### Provided records

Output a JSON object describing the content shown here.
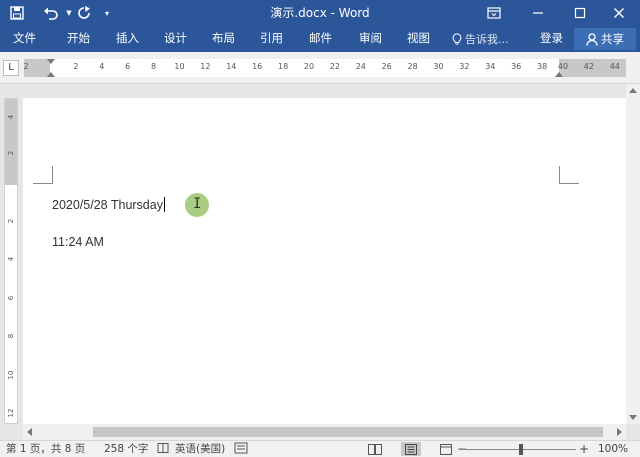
{
  "window": {
    "title": "演示.docx - Word"
  },
  "quick_access": {
    "save_icon": "save-icon",
    "undo_icon": "undo-icon",
    "redo_icon": "redo-icon",
    "customize_icon": "chevron-down-icon"
  },
  "ribbon": {
    "tabs": [
      "文件",
      "开始",
      "插入",
      "设计",
      "布局",
      "引用",
      "邮件",
      "审阅",
      "视图"
    ],
    "tell_me": "告诉我...",
    "login": "登录",
    "share": "共享"
  },
  "ruler": {
    "tab_selector": "L",
    "left_numbers": [
      "2"
    ],
    "numbers": [
      "2",
      "4",
      "6",
      "8",
      "10",
      "12",
      "14",
      "16",
      "18",
      "20",
      "22",
      "24",
      "26",
      "28",
      "30",
      "32",
      "34",
      "36",
      "38"
    ],
    "right_numbers": [
      "40",
      "42",
      "44"
    ],
    "vertical_numbers": [
      "4",
      "2",
      "2",
      "4",
      "6",
      "8",
      "10",
      "12"
    ]
  },
  "document": {
    "line1": "2020/5/28 Thursday",
    "line2": "11:24 AM"
  },
  "status": {
    "page": "第 1 页，共 8 页",
    "words": "258 个字",
    "language": "英语(美国)",
    "zoom": "100%",
    "zoom_level": 1.0,
    "minus": "−",
    "plus": "+"
  },
  "colors": {
    "brand": "#2b579a",
    "cursor_highlight": "#8cbe5a"
  }
}
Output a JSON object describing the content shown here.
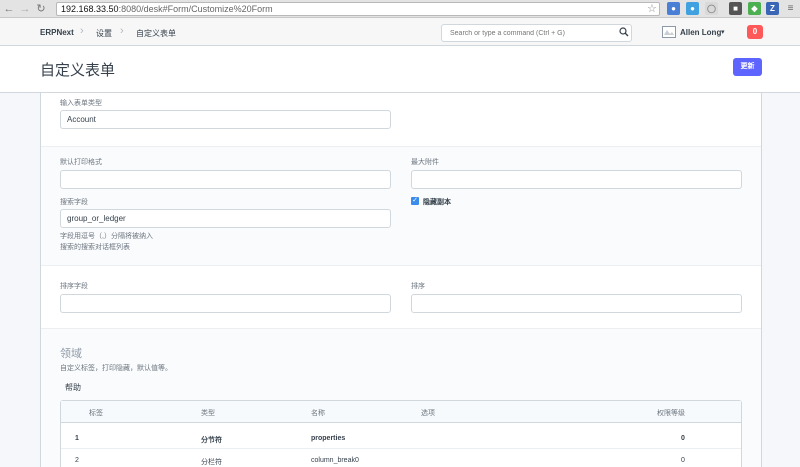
{
  "browser": {
    "url_host": "192.168.33.50",
    "url_path": ":8080/desk#Form/Customize%20Form"
  },
  "navbar": {
    "brand": "ERPNext",
    "breadcrumb_1": "设置",
    "breadcrumb_2": "自定义表单",
    "search_placeholder": "Search or type a command (Ctrl + G)",
    "user_name": "Allen Long",
    "notification_count": "0"
  },
  "page": {
    "title": "自定义表单",
    "update_button": "更新"
  },
  "form": {
    "doctype_label": "输入表单类型",
    "doctype_value": "Account",
    "default_print_format_label": "默认打印格式",
    "default_print_format_value": "",
    "max_attachments_label": "最大附件",
    "max_attachments_value": "",
    "search_fields_label": "搜索字段",
    "search_fields_value": "group_or_ledger",
    "search_fields_help_1": "字段用逗号（,）分隔将被纳入",
    "search_fields_help_2": "搜索的搜索对话框列表",
    "hide_copy_label": "隐藏副本",
    "hide_copy_checked": true,
    "sort_field_label": "排序字段",
    "sort_field_value": "",
    "sort_order_label": "排序",
    "sort_order_value": ""
  },
  "fields_section": {
    "heading": "领域",
    "description": "自定义标签，打印隐藏，默认值等。",
    "help_link": "帮助"
  },
  "grid": {
    "columns": [
      "标签",
      "类型",
      "名称",
      "选项",
      "权限等级"
    ],
    "rows": [
      [
        "1",
        "分节符",
        "properties",
        "",
        "0"
      ],
      [
        "2",
        "分栏符",
        "column_break0",
        "",
        "0"
      ]
    ]
  },
  "colors": {
    "primary": "#5e64ff",
    "notification": "#ff5858",
    "checkbox": "#3b8bea"
  }
}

### Stated goal
Copy out all the records exactly, excluding pictures.

### Reply to the exercise
Output a JSON object describing the content shown here.
{
  "window": {
    "title": "演示.docx - Word"
  },
  "quick_access": {
    "save_icon": "save-icon",
    "undo_icon": "undo-icon",
    "redo_icon": "redo-icon",
    "customize_icon": "chevron-down-icon"
  },
  "ribbon": {
    "tabs": [
      "文件",
      "开始",
      "插入",
      "设计",
      "布局",
      "引用",
      "邮件",
      "审阅",
      "视图"
    ],
    "tell_me": "告诉我...",
    "login": "登录",
    "share": "共享"
  },
  "ruler": {
    "tab_selector": "L",
    "left_numbers": [
      "2"
    ],
    "numbers": [
      "2",
      "4",
      "6",
      "8",
      "10",
      "12",
      "14",
      "16",
      "18",
      "20",
      "22",
      "24",
      "26",
      "28",
      "30",
      "32",
      "34",
      "36",
      "38"
    ],
    "right_numbers": [
      "40",
      "42",
      "44"
    ],
    "vertical_numbers": [
      "4",
      "2",
      "2",
      "4",
      "6",
      "8",
      "10",
      "12"
    ]
  },
  "document": {
    "line1": "2020/5/28 Thursday",
    "line2": "11:24 AM"
  },
  "status": {
    "page": "第 1 页，共 8 页",
    "words": "258 个字",
    "language": "英语(美国)",
    "zoom": "100%",
    "zoom_level": 1.0,
    "minus": "−",
    "plus": "+"
  },
  "colors": {
    "brand": "#2b579a",
    "cursor_highlight": "#8cbe5a"
  }
}
Output a JSON object describing the content shown here.
{
  "browser": {
    "url_host": "192.168.33.50",
    "url_path": ":8080/desk#Form/Customize%20Form"
  },
  "navbar": {
    "brand": "ERPNext",
    "breadcrumb_1": "设置",
    "breadcrumb_2": "自定义表单",
    "search_placeholder": "Search or type a command (Ctrl + G)",
    "user_name": "Allen Long",
    "notification_count": "0"
  },
  "page": {
    "title": "自定义表单",
    "update_button": "更新"
  },
  "form": {
    "doctype_label": "输入表单类型",
    "doctype_value": "Account",
    "default_print_format_label": "默认打印格式",
    "default_print_format_value": "",
    "max_attachments_label": "最大附件",
    "max_attachments_value": "",
    "search_fields_label": "搜索字段",
    "search_fields_value": "group_or_ledger",
    "search_fields_help_1": "字段用逗号（,）分隔将被纳入",
    "search_fields_help_2": "搜索的搜索对话框列表",
    "hide_copy_label": "隐藏副本",
    "hide_copy_checked": true,
    "sort_field_label": "排序字段",
    "sort_field_value": "",
    "sort_order_label": "排序",
    "sort_order_value": ""
  },
  "fields_section": {
    "heading": "领域",
    "description": "自定义标签，打印隐藏，默认值等。",
    "help_link": "帮助"
  },
  "grid": {
    "columns": [
      "标签",
      "类型",
      "名称",
      "选项",
      "权限等级"
    ],
    "rows": [
      [
        "1",
        "分节符",
        "properties",
        "",
        "0"
      ],
      [
        "2",
        "分栏符",
        "column_break0",
        "",
        "0"
      ]
    ]
  },
  "colors": {
    "primary": "#5e64ff",
    "notification": "#ff5858",
    "checkbox": "#3b8bea"
  }
}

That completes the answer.